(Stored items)
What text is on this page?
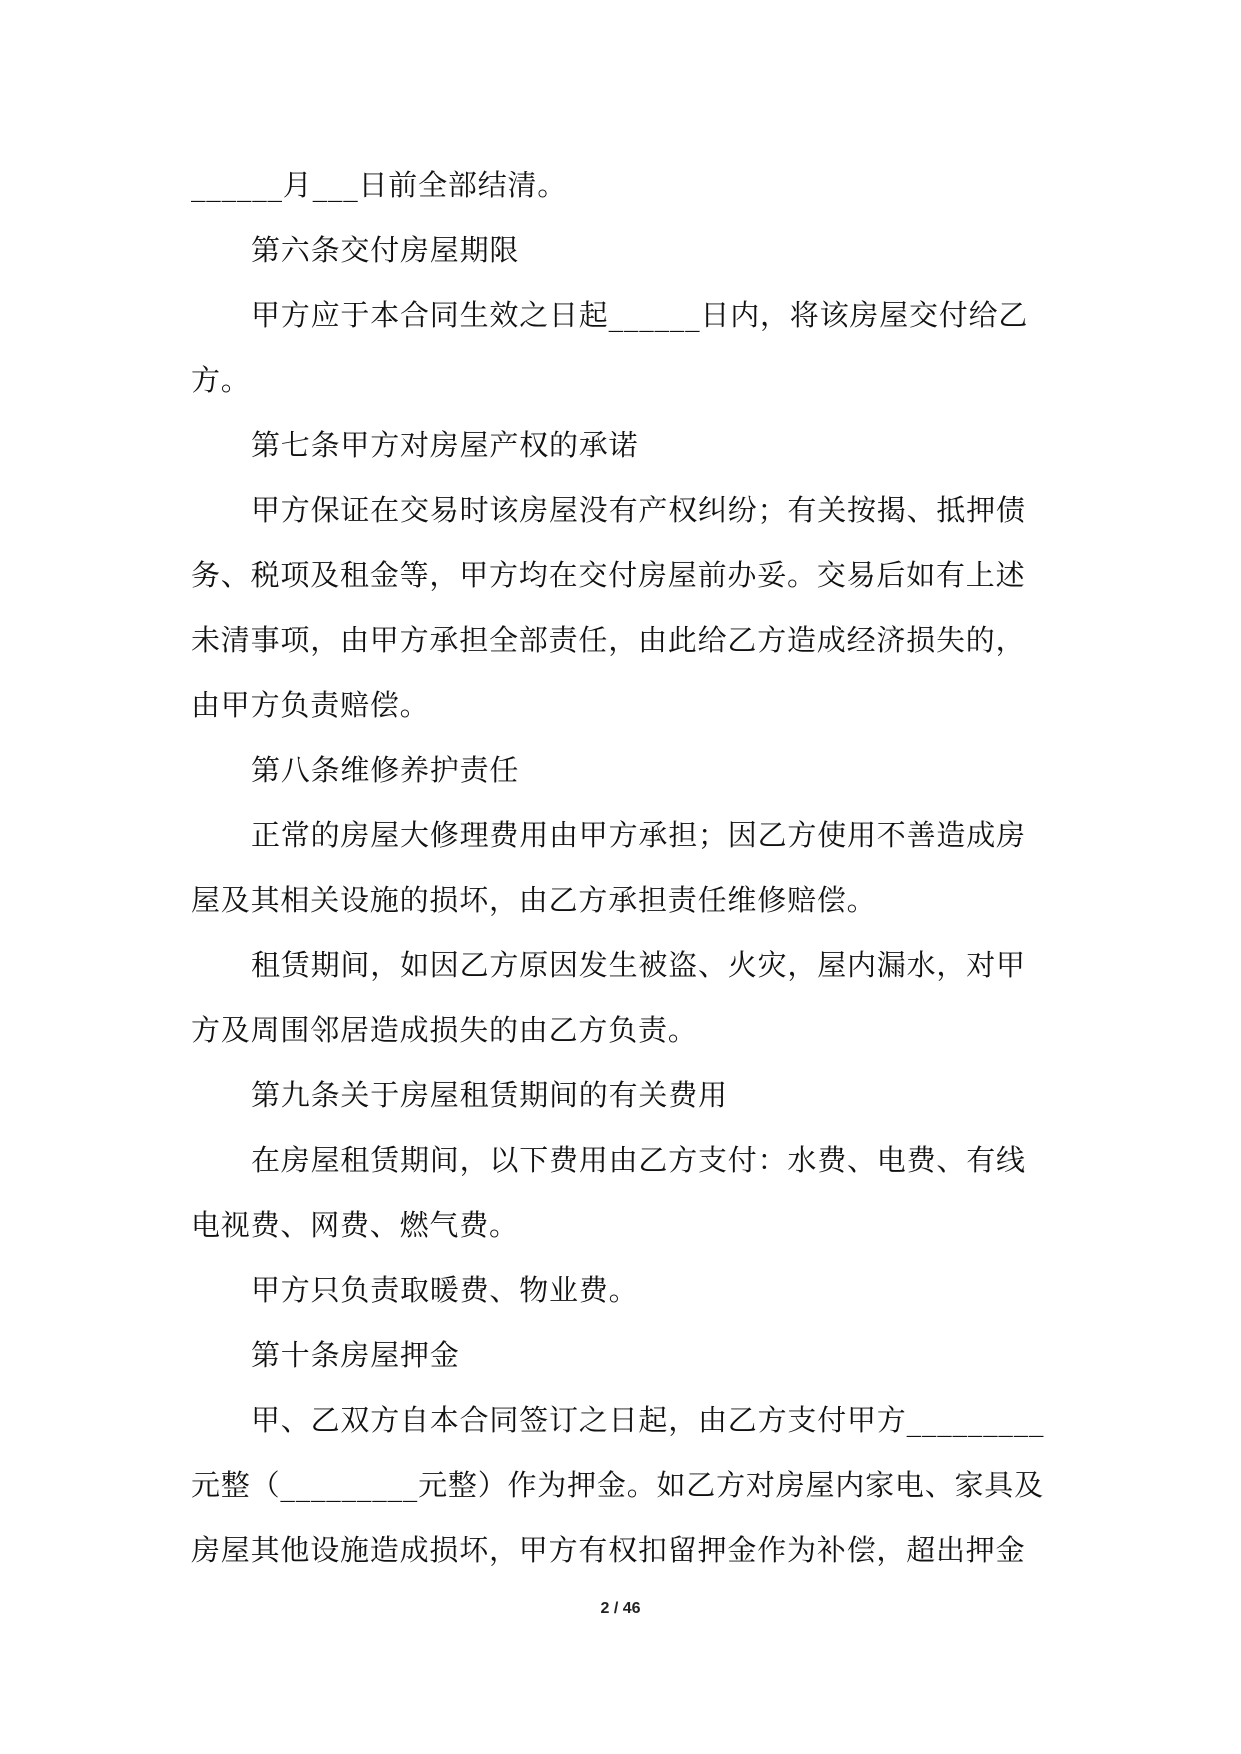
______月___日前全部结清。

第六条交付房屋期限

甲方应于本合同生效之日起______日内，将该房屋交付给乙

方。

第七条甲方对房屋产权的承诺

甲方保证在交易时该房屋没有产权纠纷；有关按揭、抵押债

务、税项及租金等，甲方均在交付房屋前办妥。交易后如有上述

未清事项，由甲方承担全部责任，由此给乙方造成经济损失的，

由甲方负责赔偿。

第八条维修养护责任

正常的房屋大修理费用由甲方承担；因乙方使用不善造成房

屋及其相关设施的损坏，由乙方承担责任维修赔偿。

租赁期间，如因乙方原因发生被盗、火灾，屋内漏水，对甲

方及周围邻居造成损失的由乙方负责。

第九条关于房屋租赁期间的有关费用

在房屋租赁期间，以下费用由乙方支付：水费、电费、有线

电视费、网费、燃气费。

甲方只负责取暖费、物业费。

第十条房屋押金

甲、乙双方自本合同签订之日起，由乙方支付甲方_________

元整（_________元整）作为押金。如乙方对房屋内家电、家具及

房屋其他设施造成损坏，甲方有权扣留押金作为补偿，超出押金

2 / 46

--

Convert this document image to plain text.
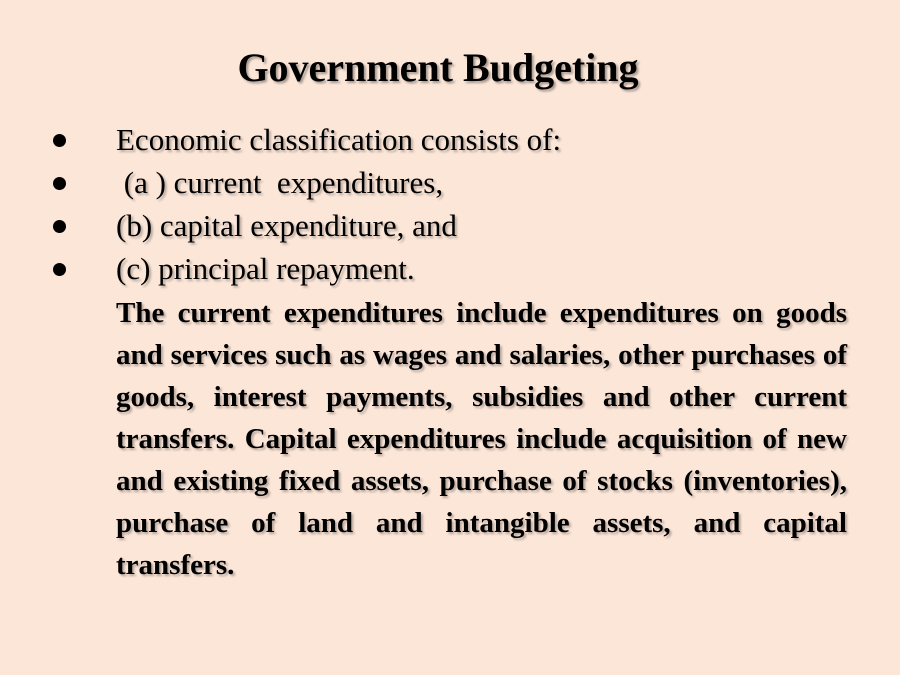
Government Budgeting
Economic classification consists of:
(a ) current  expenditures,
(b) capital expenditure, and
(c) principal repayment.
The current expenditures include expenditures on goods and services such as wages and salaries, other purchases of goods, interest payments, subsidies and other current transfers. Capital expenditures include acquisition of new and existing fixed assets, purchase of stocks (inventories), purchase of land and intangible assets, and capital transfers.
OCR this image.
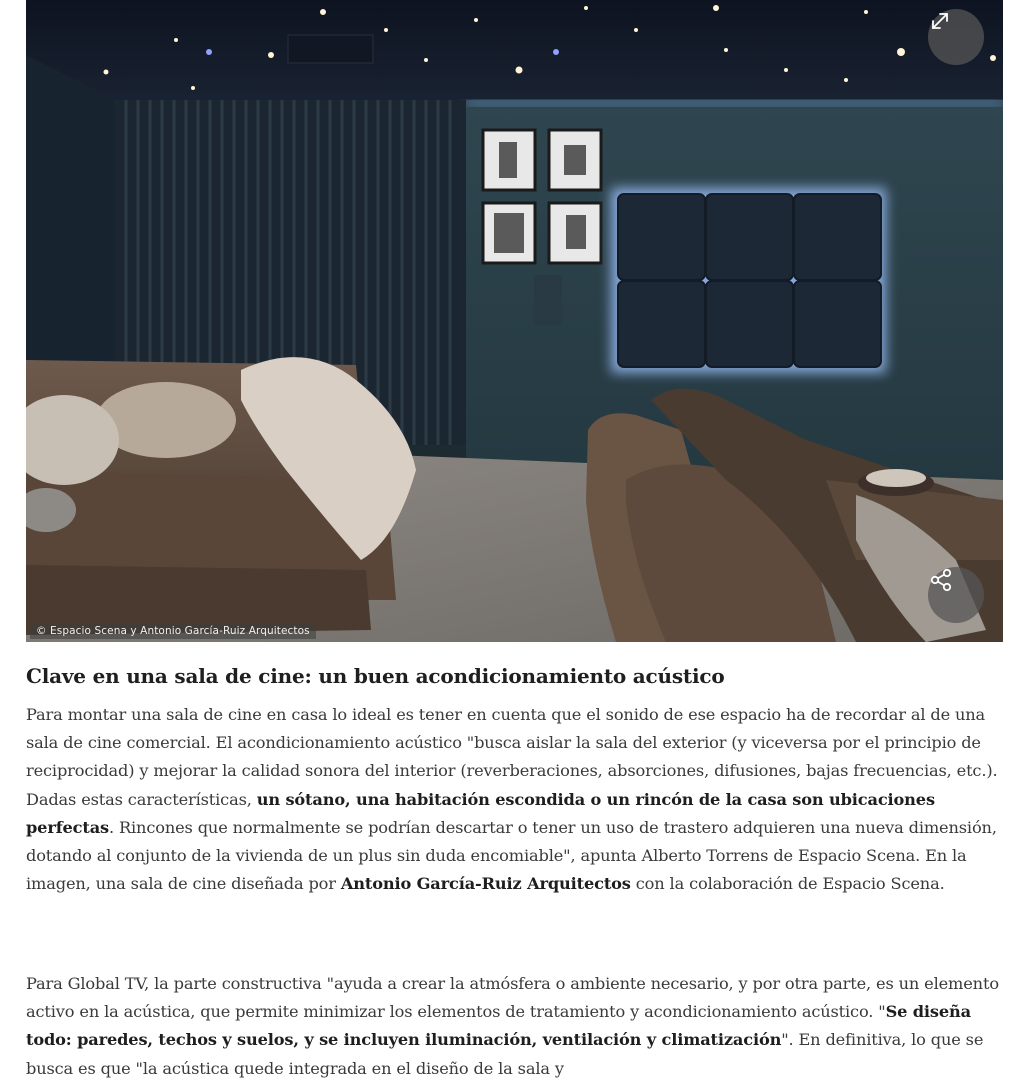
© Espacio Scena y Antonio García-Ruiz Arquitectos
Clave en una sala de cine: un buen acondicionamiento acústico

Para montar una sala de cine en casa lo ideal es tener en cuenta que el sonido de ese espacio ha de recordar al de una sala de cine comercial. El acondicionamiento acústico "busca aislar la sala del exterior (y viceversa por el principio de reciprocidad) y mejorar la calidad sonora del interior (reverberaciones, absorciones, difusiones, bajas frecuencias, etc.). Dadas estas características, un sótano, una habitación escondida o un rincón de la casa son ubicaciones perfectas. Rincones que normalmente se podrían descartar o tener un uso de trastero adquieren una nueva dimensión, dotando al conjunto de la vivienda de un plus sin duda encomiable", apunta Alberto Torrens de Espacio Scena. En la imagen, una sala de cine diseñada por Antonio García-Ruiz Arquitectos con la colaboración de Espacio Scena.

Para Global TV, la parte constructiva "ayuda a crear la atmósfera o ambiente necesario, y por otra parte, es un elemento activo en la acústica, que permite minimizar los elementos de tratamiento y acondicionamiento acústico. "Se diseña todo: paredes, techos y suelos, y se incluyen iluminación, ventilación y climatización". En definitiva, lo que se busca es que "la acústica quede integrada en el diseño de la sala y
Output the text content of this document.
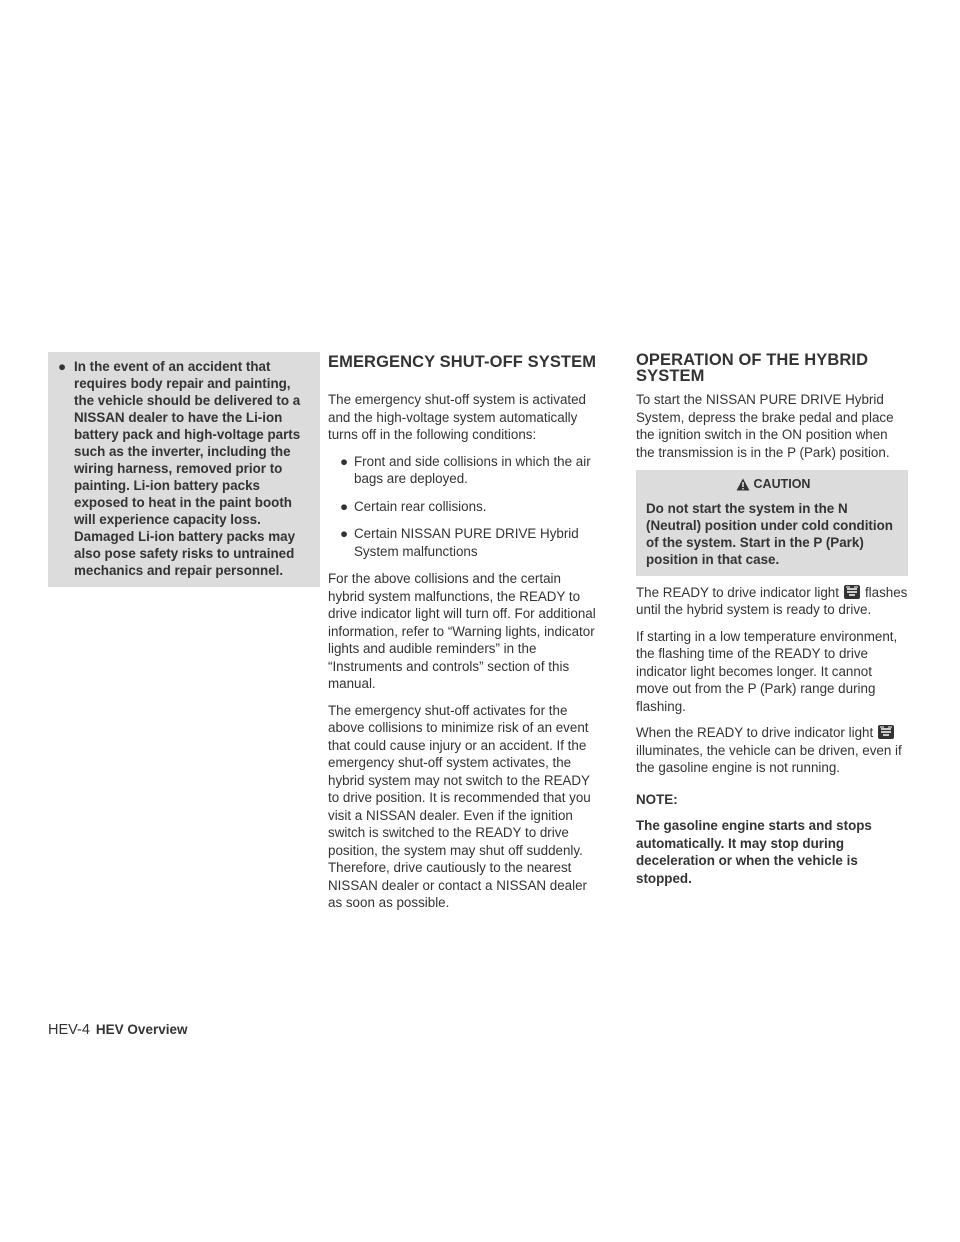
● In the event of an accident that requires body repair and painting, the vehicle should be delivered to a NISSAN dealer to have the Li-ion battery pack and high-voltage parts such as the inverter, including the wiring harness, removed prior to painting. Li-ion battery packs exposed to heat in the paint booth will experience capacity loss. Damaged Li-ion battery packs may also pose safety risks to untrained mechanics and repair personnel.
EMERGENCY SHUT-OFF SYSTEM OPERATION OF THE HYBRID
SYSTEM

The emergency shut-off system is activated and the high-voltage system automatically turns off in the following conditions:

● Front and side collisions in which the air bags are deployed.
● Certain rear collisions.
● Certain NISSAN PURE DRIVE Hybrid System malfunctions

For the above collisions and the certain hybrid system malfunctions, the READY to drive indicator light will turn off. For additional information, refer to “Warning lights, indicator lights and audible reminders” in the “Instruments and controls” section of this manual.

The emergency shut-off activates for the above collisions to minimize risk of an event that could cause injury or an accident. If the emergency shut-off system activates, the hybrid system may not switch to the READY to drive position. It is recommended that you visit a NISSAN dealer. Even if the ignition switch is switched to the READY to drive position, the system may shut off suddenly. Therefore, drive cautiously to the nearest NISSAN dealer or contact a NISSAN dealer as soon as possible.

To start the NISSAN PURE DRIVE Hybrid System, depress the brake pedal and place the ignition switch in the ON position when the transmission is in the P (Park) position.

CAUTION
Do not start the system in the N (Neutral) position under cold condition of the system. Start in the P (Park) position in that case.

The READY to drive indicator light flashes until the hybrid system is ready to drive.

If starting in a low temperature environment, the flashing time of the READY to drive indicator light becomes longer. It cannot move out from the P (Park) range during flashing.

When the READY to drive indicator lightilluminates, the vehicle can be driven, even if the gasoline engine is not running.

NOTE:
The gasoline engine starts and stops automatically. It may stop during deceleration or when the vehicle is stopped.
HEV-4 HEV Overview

● TASK GOAL
Using the listing above, locate the lines that hold "engine" and copy each one.

● REPLY TO THE TASK
When the READY to drive indicator lightilluminates, the vehicle can be driven, even if the gasoline engine is not running.
The gasoline engine starts and stops automatically. It may stop during deceleration or when the vehicle is stopped.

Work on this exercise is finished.